Output every record word for word.
--- START MATERIAL FOR THIS EXERCISE ---
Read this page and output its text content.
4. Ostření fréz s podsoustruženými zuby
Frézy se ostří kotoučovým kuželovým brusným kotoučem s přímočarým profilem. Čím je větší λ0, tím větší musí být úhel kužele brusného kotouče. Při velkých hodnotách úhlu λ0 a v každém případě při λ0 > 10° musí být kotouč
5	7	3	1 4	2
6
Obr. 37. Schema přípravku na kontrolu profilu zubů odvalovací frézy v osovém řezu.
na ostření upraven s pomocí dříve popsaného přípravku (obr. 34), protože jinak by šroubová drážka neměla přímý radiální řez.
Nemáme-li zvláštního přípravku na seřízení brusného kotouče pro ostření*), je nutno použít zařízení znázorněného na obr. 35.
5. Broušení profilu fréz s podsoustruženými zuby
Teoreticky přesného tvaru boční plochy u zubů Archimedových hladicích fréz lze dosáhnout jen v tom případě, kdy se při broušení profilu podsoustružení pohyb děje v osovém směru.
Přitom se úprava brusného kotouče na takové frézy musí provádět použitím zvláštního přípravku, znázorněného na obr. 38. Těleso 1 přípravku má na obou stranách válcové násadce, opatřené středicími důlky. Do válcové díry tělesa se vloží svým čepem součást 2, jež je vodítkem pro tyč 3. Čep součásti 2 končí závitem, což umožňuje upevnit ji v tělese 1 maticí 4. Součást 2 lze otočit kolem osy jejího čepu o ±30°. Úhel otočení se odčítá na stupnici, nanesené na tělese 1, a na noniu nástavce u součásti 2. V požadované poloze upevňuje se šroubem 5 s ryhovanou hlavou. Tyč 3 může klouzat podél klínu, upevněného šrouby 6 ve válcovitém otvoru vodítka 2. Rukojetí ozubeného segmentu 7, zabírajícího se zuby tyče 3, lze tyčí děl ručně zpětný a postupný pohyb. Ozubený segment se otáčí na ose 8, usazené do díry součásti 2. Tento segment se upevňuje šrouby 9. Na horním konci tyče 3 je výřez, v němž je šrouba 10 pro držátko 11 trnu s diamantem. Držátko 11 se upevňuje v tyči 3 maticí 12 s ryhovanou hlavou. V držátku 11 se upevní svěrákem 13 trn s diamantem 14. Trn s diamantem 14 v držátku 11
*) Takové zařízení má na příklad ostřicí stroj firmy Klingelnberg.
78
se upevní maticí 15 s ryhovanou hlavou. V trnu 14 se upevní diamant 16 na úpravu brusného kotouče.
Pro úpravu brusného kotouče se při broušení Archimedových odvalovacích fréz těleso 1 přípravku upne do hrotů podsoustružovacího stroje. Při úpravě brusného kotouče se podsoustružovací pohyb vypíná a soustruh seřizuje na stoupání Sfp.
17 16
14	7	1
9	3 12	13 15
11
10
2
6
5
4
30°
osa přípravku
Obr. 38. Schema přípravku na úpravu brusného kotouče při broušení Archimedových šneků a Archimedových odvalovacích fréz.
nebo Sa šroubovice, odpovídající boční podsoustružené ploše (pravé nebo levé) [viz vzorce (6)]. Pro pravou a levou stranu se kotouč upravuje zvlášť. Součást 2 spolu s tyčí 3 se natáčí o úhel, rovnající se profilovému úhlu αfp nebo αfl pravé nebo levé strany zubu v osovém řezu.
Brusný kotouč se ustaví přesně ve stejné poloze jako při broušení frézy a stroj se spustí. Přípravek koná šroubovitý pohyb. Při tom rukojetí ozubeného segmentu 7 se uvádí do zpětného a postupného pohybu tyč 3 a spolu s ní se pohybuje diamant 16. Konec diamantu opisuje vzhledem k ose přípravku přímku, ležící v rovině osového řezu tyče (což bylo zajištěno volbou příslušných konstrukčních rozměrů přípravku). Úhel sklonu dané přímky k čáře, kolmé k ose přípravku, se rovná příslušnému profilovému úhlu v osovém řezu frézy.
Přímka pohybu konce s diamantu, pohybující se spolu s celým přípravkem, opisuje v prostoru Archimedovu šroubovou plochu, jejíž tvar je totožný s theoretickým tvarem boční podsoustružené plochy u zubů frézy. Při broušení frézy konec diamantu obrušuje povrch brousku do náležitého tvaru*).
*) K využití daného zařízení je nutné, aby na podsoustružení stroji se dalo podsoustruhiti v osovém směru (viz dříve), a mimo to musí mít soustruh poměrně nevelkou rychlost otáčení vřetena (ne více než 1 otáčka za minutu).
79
--- END MATERIAL FOR THIS EXERCISE ---
▶ _WRITTEN SOLUTION_
Read this page and output its text content.
4. Ostření fréz s podsoustruženými zuby
Frézy se ostří kotoučovým kuželovým brusným kotoučem s přímočarým profilem. Čím je větší λ0, tím větší musí být úhel kužele brusného kotouče. Při velkých hodnotách úhlu λ0 a v každém případě při λ0 > 10° musí být kotouč
5	7	3	1 4	2
6
Obr. 37. Schema přípravku na kontrolu profilu zubů odvalovací frézy v osovém řezu.
na ostření upraven s pomocí dříve popsaného přípravku (obr. 34), protože jinak by šroubová drážka neměla přímý radiální řez.
Nemáme-li zvláštního přípravku na seřízení brusného kotouče pro ostření*), je nutno použít zařízení znázorněného na obr. 35.
5. Broušení profilu fréz s podsoustruženými zuby
Teoreticky přesného tvaru boční plochy u zubů Archimedových hladicích fréz lze dosáhnout jen v tom případě, kdy se při broušení profilu podsoustružení pohyb děje v osovém směru.
Přitom se úprava brusného kotouče na takové frézy musí provádět použitím zvláštního přípravku, znázorněného na obr. 38. Těleso 1 přípravku má na obou stranách válcové násadce, opatřené středicími důlky. Do válcové díry tělesa se vloží svým čepem součást 2, jež je vodítkem pro tyč 3. Čep součásti 2 končí závitem, což umožňuje upevnit ji v tělese 1 maticí 4. Součást 2 lze otočit kolem osy jejího čepu o ±30°. Úhel otočení se odčítá na stupnici, nanesené na tělese 1, a na noniu nástavce u součásti 2. V požadované poloze upevňuje se šroubem 5 s ryhovanou hlavou. Tyč 3 může klouzat podél klínu, upevněného šrouby 6 ve válcovitém otvoru vodítka 2. Rukojetí ozubeného segmentu 7, zabírajícího se zuby tyče 3, lze tyčí děl ručně zpětný a postupný pohyb. Ozubený segment se otáčí na ose 8, usazené do díry součásti 2. Tento segment se upevňuje šrouby 9. Na horním konci tyče 3 je výřez, v němž je šrouba 10 pro držátko 11 trnu s diamantem. Držátko 11 se upevňuje v tyči 3 maticí 12 s ryhovanou hlavou. V držátku 11 se upevní svěrákem 13 trn s diamantem 14. Trn s diamantem 14 v držátku 11
*) Takové zařízení má na příklad ostřicí stroj firmy Klingelnberg.
78
se upevní maticí 15 s ryhovanou hlavou. V trnu 14 se upevní diamant 16 na úpravu brusného kotouče.
Pro úpravu brusného kotouče se při broušení Archimedových odvalovacích fréz těleso 1 přípravku upne do hrotů podsoustružovacího stroje. Při úpravě brusného kotouče se podsoustružovací pohyb vypíná a soustruh seřizuje na stoupání Sfp.
17 16
14	7	1
9	3 12	13 15
11
10
2
6
5
4
30°
osa přípravku
Obr. 38. Schema přípravku na úpravu brusného kotouče při broušení Archimedových šneků a Archimedových odvalovacích fréz.
nebo Sa šroubovice, odpovídající boční podsoustružené ploše (pravé nebo levé) [viz vzorce (6)]. Pro pravou a levou stranu se kotouč upravuje zvlášť. Součást 2 spolu s tyčí 3 se natáčí o úhel, rovnající se profilovému úhlu αfp nebo αfl pravé nebo levé strany zubu v osovém řezu.
Brusný kotouč se ustaví přesně ve stejné poloze jako při broušení frézy a stroj se spustí. Přípravek koná šroubovitý pohyb. Při tom rukojetí ozubeného segmentu 7 se uvádí do zpětného a postupného pohybu tyč 3 a spolu s ní se pohybuje diamant 16. Konec diamantu opisuje vzhledem k ose přípravku přímku, ležící v rovině osového řezu tyče (což bylo zajištěno volbou příslušných konstrukčních rozměrů přípravku). Úhel sklonu dané přímky k čáře, kolmé k ose přípravku, se rovná příslušnému profilovému úhlu v osovém řezu frézy.
Přímka pohybu konce s diamantu, pohybující se spolu s celým přípravkem, opisuje v prostoru Archimedovu šroubovou plochu, jejíž tvar je totožný s theoretickým tvarem boční podsoustružené plochy u zubů frézy. Při broušení frézy konec diamantu obrušuje povrch brousku do náležitého tvaru*).
*) K využití daného zařízení je nutné, aby na podsoustružení stroji se dalo podsoustruhiti v osovém směru (viz dříve), a mimo to musí mít soustruh poměrně nevelkou rychlost otáčení vřetena (ne více než 1 otáčka za minutu).
79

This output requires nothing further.